SHORT PROBLEM: Pick every line with "increased" from the material below.

Saved entries
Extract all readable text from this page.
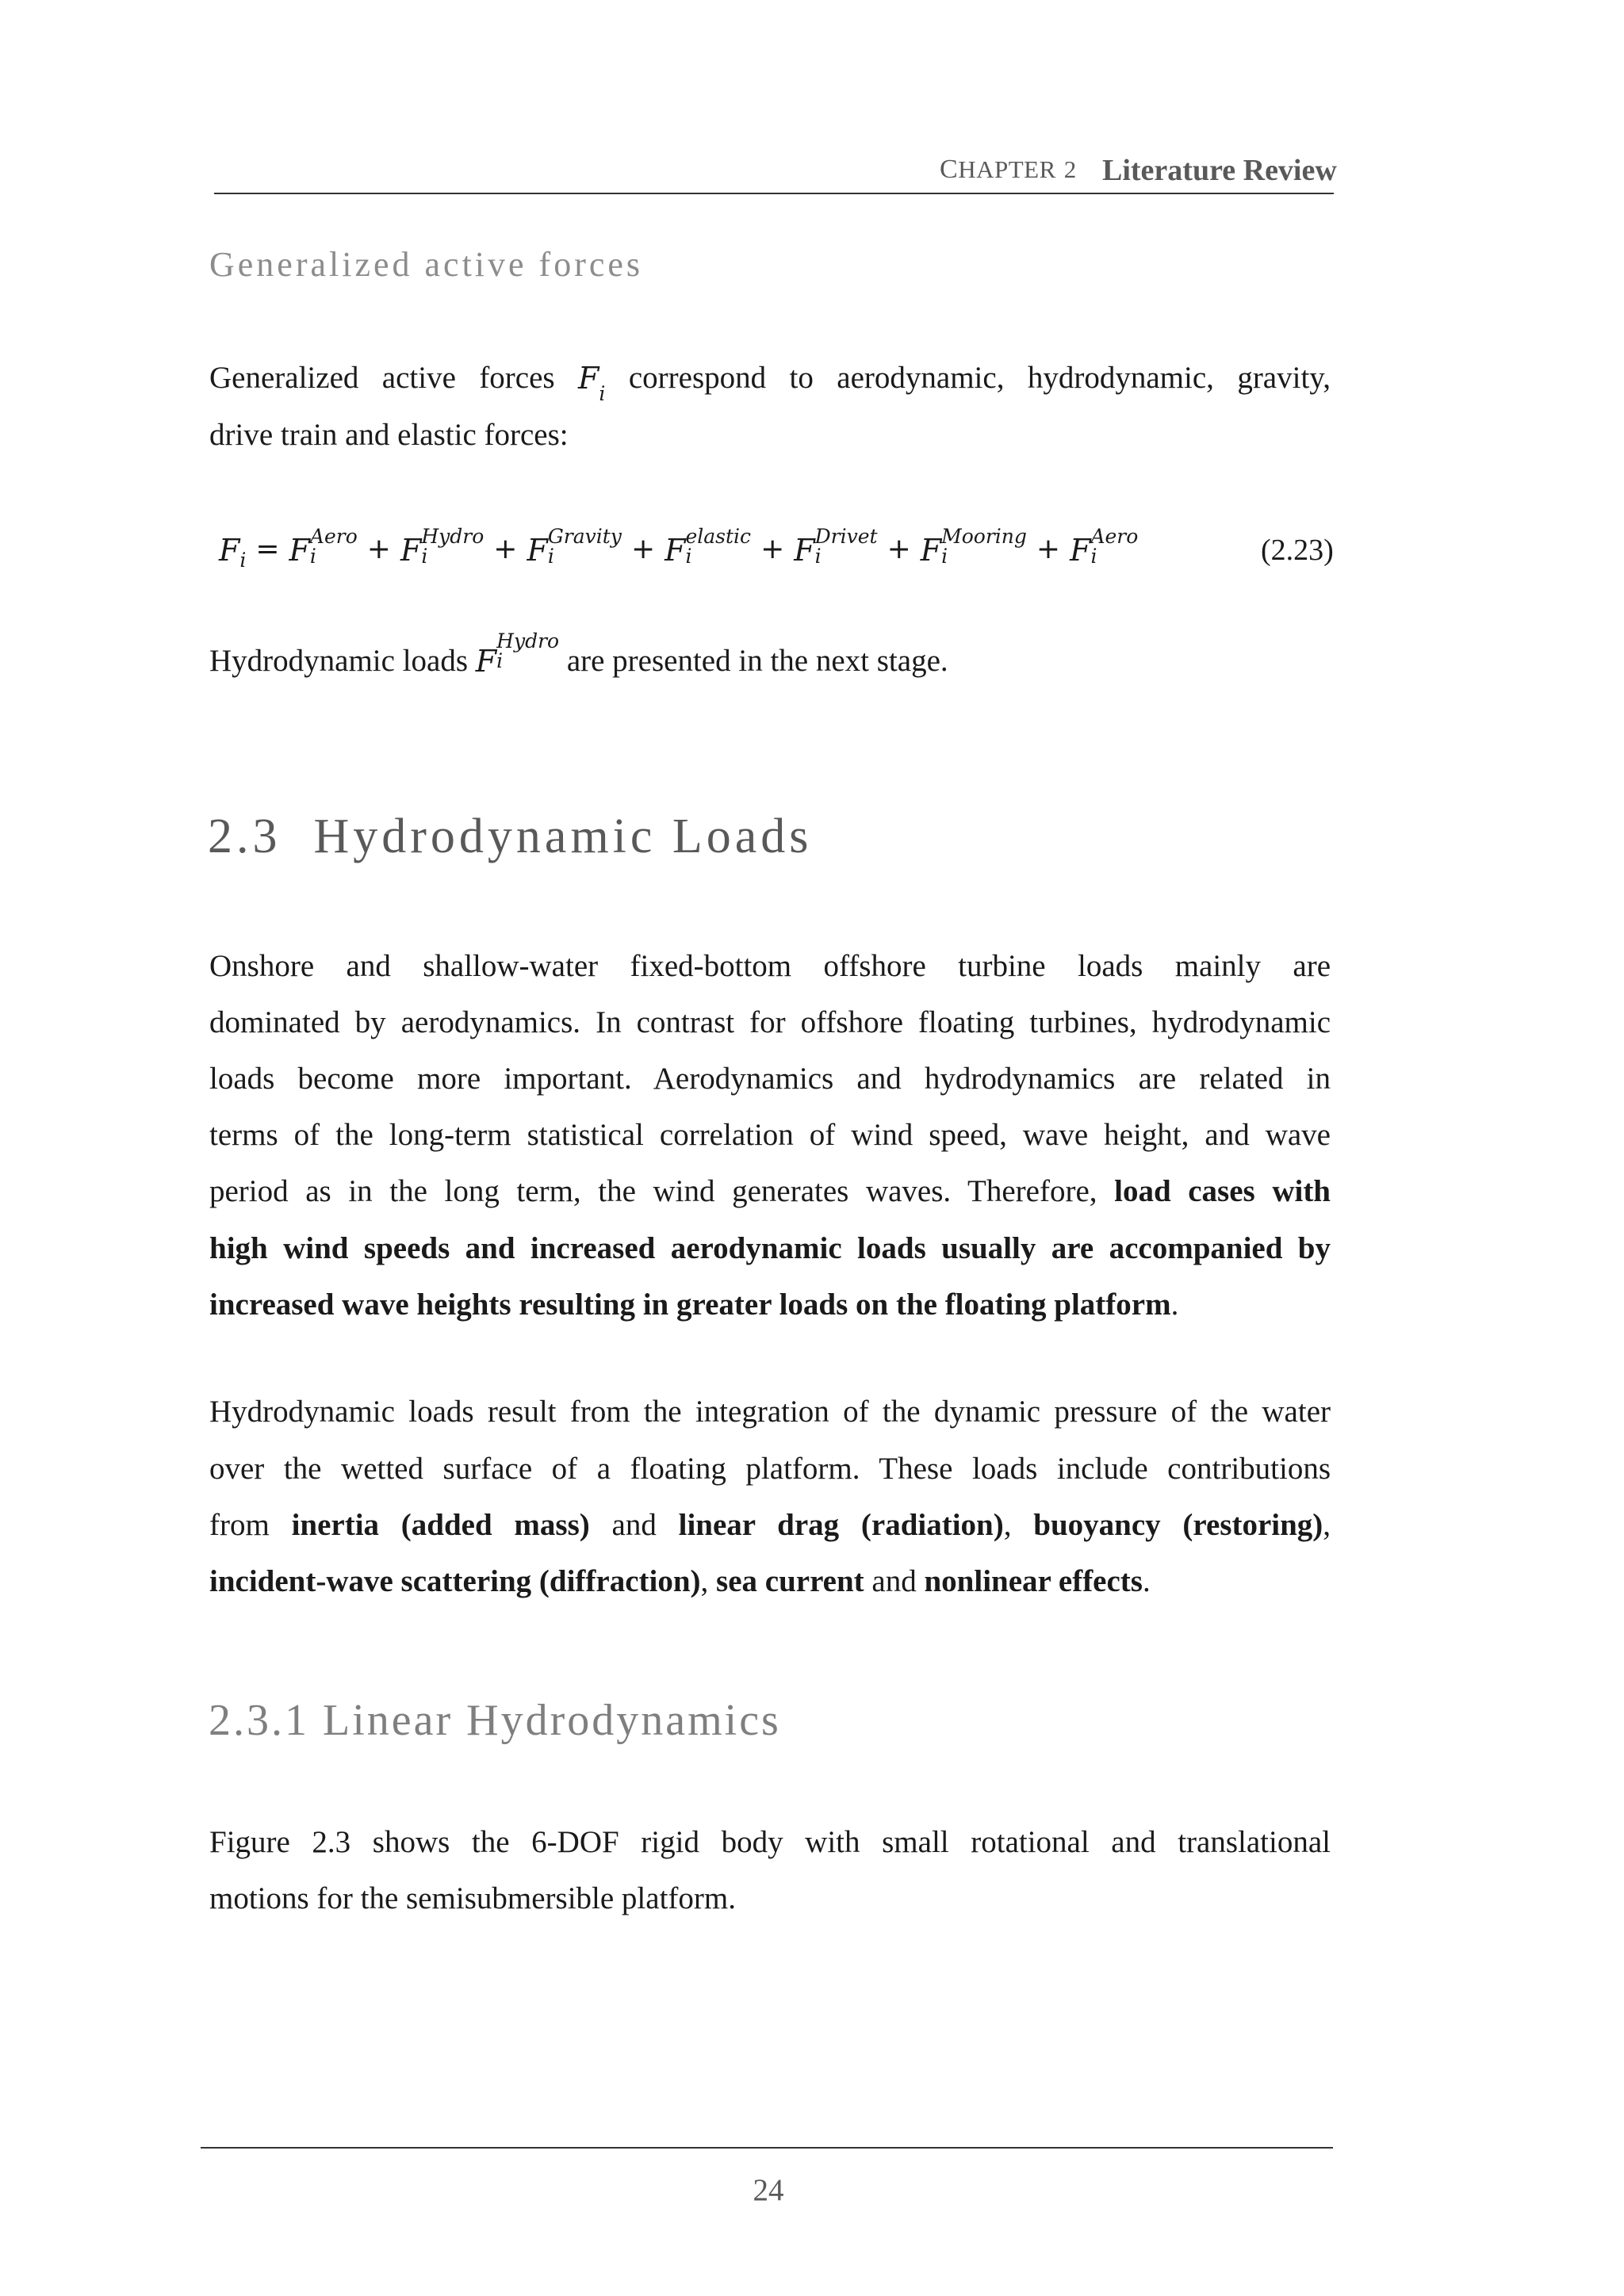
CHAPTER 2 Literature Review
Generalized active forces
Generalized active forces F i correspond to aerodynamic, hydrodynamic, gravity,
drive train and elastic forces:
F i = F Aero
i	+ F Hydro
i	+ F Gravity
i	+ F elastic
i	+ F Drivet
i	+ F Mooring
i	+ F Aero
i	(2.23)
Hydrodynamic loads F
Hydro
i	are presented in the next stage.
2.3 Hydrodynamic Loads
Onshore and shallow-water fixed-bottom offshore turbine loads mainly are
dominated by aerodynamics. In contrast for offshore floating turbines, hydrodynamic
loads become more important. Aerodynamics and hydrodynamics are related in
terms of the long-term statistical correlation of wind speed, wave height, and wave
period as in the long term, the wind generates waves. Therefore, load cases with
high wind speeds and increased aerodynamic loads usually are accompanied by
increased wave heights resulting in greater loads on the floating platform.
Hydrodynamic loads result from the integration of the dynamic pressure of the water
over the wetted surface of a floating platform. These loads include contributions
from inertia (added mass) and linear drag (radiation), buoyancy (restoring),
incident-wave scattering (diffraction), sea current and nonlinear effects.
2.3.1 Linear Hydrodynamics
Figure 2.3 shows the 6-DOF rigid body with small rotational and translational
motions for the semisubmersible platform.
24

ANSWER IN FULL:
high wind speeds and increased aerodynamic loads usually are accompanied by
increased wave heights resulting in greater loads on the floating platform.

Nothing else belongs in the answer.